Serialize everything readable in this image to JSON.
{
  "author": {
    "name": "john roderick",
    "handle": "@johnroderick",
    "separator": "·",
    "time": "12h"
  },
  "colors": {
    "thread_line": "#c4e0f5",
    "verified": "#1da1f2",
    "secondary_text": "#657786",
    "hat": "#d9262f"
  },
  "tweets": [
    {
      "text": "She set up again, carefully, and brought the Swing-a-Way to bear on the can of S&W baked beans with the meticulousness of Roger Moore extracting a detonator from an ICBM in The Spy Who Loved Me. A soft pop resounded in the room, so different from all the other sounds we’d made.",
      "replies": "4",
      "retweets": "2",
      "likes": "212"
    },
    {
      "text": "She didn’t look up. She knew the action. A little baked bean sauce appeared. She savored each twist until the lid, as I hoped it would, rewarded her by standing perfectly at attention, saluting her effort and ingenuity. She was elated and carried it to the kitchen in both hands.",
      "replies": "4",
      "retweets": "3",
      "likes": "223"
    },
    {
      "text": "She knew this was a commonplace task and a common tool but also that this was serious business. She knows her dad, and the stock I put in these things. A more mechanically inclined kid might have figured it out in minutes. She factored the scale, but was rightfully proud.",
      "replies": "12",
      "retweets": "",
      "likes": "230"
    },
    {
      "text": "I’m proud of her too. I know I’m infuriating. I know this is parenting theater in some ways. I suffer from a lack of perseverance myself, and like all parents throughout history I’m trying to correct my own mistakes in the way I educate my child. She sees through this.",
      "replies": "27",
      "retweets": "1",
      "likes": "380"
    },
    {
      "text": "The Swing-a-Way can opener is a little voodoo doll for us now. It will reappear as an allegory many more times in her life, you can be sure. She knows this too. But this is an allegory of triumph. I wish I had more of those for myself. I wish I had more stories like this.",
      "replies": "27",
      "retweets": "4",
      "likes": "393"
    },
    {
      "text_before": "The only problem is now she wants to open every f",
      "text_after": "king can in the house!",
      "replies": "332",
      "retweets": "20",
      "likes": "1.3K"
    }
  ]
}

______________________________

- **The exercise**
Copy each line containing the word "likes" from the data.

- **Answer to the task**
      "likes": "212"
      "likes": "223"
      "likes": "230"
      "likes": "380"
      "likes": "393"
      "likes": "1.3K"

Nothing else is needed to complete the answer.